Items listed in a dataset
◇ ◇ ◇ ◇
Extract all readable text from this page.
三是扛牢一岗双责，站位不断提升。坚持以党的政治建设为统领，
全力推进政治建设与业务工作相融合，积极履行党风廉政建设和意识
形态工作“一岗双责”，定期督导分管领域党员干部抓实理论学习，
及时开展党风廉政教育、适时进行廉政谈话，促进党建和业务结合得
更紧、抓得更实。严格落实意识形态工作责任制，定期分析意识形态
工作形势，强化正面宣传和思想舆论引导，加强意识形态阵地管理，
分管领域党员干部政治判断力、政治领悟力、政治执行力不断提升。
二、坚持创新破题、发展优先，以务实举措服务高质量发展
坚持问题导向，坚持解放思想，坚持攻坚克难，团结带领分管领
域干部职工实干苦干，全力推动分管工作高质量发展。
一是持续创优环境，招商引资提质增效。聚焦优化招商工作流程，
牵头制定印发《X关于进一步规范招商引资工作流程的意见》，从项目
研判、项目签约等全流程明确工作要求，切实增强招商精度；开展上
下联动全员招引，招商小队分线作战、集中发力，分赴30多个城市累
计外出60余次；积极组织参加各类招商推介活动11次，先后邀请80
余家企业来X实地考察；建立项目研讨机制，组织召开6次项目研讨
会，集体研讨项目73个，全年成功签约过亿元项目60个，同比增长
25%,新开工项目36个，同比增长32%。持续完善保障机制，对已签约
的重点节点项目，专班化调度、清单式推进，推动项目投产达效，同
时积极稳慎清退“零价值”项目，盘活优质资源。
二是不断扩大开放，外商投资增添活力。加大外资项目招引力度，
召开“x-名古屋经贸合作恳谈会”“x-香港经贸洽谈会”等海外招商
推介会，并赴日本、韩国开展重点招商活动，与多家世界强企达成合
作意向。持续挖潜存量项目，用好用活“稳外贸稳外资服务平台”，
◇ ◇ ◇ ◇
* **Challenge**
Copy out every line of the data above, exactly as given.

* **Answer to the exercise**
Extract all readable text from this page.
三是扛牢一岗双责，站位不断提升。坚持以党的政治建设为统领，
全力推进政治建设与业务工作相融合，积极履行党风廉政建设和意识
形态工作“一岗双责”，定期督导分管领域党员干部抓实理论学习，
及时开展党风廉政教育、适时进行廉政谈话，促进党建和业务结合得
更紧、抓得更实。严格落实意识形态工作责任制，定期分析意识形态
工作形势，强化正面宣传和思想舆论引导，加强意识形态阵地管理，
分管领域党员干部政治判断力、政治领悟力、政治执行力不断提升。
二、坚持创新破题、发展优先，以务实举措服务高质量发展
坚持问题导向，坚持解放思想，坚持攻坚克难，团结带领分管领
域干部职工实干苦干，全力推动分管工作高质量发展。
一是持续创优环境，招商引资提质增效。聚焦优化招商工作流程，
牵头制定印发《X关于进一步规范招商引资工作流程的意见》，从项目
研判、项目签约等全流程明确工作要求，切实增强招商精度；开展上
下联动全员招引，招商小队分线作战、集中发力，分赴30多个城市累
计外出60余次；积极组织参加各类招商推介活动11次，先后邀请80
余家企业来X实地考察；建立项目研讨机制，组织召开6次项目研讨
会，集体研讨项目73个，全年成功签约过亿元项目60个，同比增长
25%,新开工项目36个，同比增长32%。持续完善保障机制，对已签约
的重点节点项目，专班化调度、清单式推进，推动项目投产达效，同
时积极稳慎清退“零价值”项目，盘活优质资源。
二是不断扩大开放，外商投资增添活力。加大外资项目招引力度，
召开“x-名古屋经贸合作恳谈会”“x-香港经贸洽谈会”等海外招商
推介会，并赴日本、韩国开展重点招商活动，与多家世界强企达成合
作意向。持续挖潜存量项目，用好用活“稳外贸稳外资服务平台”，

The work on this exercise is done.